◆ **Excerpted data**
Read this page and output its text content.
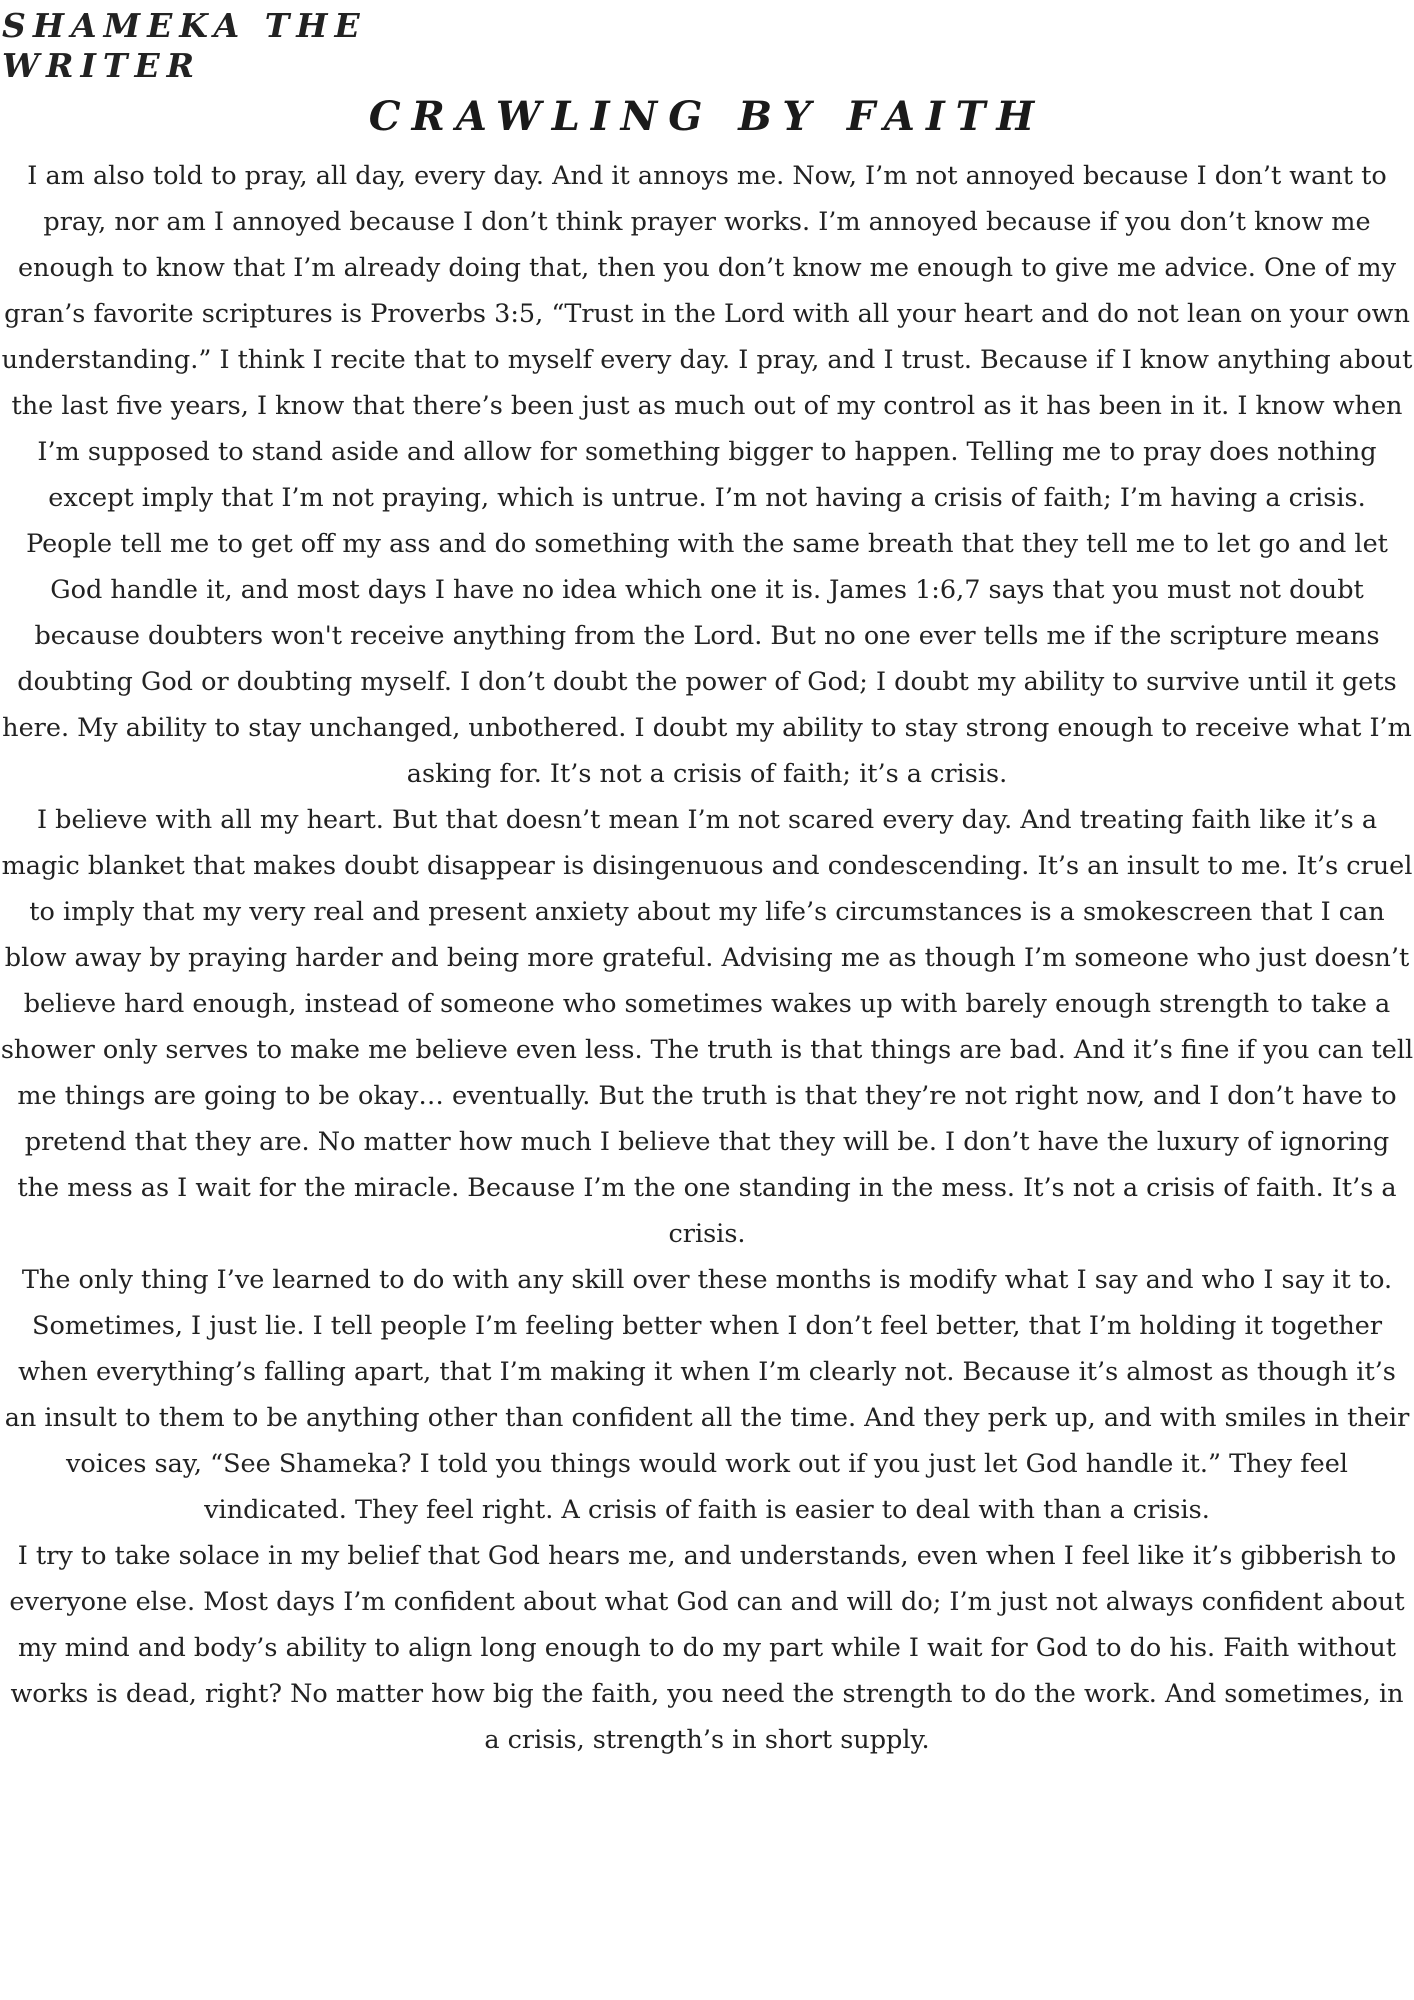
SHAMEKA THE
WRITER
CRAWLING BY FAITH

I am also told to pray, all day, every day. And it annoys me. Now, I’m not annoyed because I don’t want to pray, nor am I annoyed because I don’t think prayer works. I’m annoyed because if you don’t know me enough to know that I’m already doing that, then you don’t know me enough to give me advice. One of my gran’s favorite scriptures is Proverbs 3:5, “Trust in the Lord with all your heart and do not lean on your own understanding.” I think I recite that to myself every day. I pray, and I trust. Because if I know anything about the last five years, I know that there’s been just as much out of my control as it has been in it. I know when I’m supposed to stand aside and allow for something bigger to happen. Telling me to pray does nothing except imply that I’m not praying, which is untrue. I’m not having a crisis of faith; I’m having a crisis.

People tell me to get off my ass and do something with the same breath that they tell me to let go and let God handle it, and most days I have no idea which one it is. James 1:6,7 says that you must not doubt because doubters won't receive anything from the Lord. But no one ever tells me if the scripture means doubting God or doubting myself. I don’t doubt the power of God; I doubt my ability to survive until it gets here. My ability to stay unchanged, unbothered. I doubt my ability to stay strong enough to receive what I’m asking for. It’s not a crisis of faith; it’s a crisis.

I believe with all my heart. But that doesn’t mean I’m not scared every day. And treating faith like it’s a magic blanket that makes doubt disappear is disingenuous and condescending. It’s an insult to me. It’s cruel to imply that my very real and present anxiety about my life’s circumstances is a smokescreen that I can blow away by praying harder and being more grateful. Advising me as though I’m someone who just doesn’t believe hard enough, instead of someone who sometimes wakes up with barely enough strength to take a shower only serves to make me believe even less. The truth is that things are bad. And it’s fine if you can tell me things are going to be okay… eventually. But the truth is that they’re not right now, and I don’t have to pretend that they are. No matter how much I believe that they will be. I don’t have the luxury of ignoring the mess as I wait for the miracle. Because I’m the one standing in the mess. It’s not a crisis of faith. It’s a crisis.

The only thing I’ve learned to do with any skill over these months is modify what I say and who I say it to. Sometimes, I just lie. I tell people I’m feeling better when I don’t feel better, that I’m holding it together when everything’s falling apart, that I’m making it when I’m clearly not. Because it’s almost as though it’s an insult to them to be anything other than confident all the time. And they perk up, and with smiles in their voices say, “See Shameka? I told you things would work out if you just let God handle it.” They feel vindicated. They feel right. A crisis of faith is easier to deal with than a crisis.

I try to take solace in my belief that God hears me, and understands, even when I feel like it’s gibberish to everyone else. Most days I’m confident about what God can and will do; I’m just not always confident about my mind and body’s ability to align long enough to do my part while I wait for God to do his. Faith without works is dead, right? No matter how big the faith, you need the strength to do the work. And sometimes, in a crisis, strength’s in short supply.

◆ **Written instruction**
All of the entries need to be transcribed word for word; pictures are left out.

◆ **Solution to this problem**
Read this page and output its text content.
SHAMEKA THE
WRITER
CRAWLING BY FAITH

I am also told to pray, all day, every day. And it annoys me. Now, I’m not annoyed because I don’t want to pray, nor am I annoyed because I don’t think prayer works. I’m annoyed because if you don’t know me enough to know that I’m already doing that, then you don’t know me enough to give me advice. One of my gran’s favorite scriptures is Proverbs 3:5, “Trust in the Lord with all your heart and do not lean on your own understanding.” I think I recite that to myself every day. I pray, and I trust. Because if I know anything about the last five years, I know that there’s been just as much out of my control as it has been in it. I know when I’m supposed to stand aside and allow for something bigger to happen. Telling me to pray does nothing except imply that I’m not praying, which is untrue. I’m not having a crisis of faith; I’m having a crisis.

People tell me to get off my ass and do something with the same breath that they tell me to let go and let God handle it, and most days I have no idea which one it is. James 1:6,7 says that you must not doubt because doubters won't receive anything from the Lord. But no one ever tells me if the scripture means doubting God or doubting myself. I don’t doubt the power of God; I doubt my ability to survive until it gets here. My ability to stay unchanged, unbothered. I doubt my ability to stay strong enough to receive what I’m asking for. It’s not a crisis of faith; it’s a crisis.

I believe with all my heart. But that doesn’t mean I’m not scared every day. And treating faith like it’s a magic blanket that makes doubt disappear is disingenuous and condescending. It’s an insult to me. It’s cruel to imply that my very real and present anxiety about my life’s circumstances is a smokescreen that I can blow away by praying harder and being more grateful. Advising me as though I’m someone who just doesn’t believe hard enough, instead of someone who sometimes wakes up with barely enough strength to take a shower only serves to make me believe even less. The truth is that things are bad. And it’s fine if you can tell me things are going to be okay… eventually. But the truth is that they’re not right now, and I don’t have to pretend that they are. No matter how much I believe that they will be. I don’t have the luxury of ignoring the mess as I wait for the miracle. Because I’m the one standing in the mess. It’s not a crisis of faith. It’s a crisis.

The only thing I’ve learned to do with any skill over these months is modify what I say and who I say it to. Sometimes, I just lie. I tell people I’m feeling better when I don’t feel better, that I’m holding it together when everything’s falling apart, that I’m making it when I’m clearly not. Because it’s almost as though it’s an insult to them to be anything other than confident all the time. And they perk up, and with smiles in their voices say, “See Shameka? I told you things would work out if you just let God handle it.” They feel vindicated. They feel right. A crisis of faith is easier to deal with than a crisis.

I try to take solace in my belief that God hears me, and understands, even when I feel like it’s gibberish to everyone else. Most days I’m confident about what God can and will do; I’m just not always confident about my mind and body’s ability to align long enough to do my part while I wait for God to do his. Faith without works is dead, right? No matter how big the faith, you need the strength to do the work. And sometimes, in a crisis, strength’s in short supply.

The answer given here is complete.